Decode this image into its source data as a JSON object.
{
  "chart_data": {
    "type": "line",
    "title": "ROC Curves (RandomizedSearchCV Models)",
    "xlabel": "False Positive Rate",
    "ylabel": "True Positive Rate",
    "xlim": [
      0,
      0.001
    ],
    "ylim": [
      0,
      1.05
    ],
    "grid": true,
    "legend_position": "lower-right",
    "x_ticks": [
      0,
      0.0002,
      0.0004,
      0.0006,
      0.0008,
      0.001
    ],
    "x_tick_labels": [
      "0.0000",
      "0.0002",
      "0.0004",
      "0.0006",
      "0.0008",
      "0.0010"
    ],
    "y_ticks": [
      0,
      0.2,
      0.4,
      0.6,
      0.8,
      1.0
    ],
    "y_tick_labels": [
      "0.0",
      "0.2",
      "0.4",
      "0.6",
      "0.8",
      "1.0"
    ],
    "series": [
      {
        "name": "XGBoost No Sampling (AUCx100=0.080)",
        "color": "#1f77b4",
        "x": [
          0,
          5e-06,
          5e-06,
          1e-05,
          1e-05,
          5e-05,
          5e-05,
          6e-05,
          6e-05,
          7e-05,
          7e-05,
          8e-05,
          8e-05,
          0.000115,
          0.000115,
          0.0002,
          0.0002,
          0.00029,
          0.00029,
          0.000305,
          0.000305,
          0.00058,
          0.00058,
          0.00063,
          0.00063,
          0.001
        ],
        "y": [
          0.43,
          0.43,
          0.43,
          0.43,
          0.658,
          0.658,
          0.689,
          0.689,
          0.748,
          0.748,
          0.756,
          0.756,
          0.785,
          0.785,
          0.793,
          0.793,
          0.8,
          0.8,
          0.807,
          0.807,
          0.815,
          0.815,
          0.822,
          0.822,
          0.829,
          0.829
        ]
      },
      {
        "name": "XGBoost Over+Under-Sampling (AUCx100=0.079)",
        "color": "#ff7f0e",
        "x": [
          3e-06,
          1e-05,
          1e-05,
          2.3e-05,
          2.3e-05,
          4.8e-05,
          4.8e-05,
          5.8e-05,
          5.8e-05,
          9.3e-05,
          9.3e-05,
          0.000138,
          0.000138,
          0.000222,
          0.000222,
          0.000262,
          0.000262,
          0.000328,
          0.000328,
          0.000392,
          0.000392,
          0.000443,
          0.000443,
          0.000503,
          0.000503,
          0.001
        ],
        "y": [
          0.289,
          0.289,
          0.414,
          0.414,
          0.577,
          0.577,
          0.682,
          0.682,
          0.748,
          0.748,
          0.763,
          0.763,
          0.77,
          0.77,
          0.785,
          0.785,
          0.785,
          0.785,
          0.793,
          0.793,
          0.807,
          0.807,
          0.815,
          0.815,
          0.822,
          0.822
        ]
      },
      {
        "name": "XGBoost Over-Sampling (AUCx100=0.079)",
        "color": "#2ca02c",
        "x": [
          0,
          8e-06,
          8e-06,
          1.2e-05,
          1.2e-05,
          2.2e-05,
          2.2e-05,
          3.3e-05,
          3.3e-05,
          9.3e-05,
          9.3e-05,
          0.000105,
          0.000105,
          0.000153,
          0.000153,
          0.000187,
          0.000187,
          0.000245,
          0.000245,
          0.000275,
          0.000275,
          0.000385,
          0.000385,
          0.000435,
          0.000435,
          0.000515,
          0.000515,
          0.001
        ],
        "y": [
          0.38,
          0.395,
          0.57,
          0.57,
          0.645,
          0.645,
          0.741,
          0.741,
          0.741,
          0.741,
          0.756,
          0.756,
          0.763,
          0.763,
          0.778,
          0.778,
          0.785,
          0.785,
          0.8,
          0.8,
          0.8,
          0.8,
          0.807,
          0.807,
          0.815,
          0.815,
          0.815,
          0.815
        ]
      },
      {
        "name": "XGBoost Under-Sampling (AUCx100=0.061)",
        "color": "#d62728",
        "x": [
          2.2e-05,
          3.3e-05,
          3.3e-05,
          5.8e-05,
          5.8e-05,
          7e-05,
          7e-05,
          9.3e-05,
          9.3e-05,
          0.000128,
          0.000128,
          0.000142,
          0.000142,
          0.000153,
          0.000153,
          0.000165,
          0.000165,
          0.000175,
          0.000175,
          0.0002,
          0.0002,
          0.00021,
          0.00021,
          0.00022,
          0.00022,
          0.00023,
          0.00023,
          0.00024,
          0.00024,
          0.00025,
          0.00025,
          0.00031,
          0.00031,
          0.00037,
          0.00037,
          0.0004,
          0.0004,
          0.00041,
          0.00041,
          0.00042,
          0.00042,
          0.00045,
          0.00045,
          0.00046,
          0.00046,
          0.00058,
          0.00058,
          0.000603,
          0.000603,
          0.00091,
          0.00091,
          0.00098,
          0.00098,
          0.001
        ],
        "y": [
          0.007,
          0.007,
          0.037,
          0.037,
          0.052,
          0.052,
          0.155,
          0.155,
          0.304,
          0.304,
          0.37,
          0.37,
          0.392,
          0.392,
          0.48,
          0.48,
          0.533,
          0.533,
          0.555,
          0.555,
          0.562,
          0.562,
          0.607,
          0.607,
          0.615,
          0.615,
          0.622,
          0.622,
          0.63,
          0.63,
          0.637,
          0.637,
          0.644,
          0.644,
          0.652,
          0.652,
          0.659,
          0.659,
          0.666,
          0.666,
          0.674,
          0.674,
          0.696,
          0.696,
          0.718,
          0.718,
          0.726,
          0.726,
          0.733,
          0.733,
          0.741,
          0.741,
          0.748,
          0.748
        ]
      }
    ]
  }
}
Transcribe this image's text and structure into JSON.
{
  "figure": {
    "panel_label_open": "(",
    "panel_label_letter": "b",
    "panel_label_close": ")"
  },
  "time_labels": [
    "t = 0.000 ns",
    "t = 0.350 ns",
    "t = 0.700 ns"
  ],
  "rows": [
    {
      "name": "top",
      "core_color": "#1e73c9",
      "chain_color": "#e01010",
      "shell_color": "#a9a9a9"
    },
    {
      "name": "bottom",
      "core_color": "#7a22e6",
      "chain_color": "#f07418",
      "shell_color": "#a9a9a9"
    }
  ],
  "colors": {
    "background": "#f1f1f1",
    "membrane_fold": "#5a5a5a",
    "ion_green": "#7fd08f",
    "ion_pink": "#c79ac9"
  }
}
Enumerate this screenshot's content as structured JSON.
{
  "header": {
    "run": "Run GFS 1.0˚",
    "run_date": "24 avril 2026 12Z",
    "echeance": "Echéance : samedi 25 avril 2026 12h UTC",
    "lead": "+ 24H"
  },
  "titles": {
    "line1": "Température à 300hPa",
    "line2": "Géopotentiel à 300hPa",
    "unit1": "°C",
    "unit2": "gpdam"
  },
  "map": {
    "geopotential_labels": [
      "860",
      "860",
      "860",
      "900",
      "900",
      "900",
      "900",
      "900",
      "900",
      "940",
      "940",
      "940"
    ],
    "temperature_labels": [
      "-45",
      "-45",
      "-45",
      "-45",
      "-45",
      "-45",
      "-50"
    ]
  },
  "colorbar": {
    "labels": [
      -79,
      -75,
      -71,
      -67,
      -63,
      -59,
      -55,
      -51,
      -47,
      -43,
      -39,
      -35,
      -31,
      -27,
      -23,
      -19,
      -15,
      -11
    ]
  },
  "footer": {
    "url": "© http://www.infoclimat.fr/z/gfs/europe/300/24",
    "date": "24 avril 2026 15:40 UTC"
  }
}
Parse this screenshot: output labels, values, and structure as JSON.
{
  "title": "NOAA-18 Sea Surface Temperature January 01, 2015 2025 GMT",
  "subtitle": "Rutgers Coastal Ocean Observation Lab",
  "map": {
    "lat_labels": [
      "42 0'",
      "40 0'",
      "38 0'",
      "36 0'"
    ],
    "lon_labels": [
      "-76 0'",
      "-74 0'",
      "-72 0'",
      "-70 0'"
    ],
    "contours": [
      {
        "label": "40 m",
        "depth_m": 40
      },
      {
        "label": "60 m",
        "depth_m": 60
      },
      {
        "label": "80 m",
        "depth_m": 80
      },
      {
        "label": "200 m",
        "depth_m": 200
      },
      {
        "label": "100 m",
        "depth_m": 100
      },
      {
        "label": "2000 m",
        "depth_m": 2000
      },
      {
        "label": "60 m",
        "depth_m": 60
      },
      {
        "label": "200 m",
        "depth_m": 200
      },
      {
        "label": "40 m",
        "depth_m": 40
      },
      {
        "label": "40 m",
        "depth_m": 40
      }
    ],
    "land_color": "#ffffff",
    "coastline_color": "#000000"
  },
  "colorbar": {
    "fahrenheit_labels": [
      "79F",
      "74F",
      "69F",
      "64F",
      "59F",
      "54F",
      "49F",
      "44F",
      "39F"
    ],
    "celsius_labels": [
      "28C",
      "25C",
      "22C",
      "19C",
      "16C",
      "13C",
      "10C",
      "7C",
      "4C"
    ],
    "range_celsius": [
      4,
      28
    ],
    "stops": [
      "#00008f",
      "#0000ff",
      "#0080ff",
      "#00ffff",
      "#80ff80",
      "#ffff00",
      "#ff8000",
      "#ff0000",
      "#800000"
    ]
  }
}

* [Task description]:
From the data, list each line in which the string "Under" appears.

* [Task response]:
        "name": "XGBoost Over+Under-Sampling (AUCx100=0.079)",
        "name": "XGBoost Under-Sampling (AUCx100=0.061)",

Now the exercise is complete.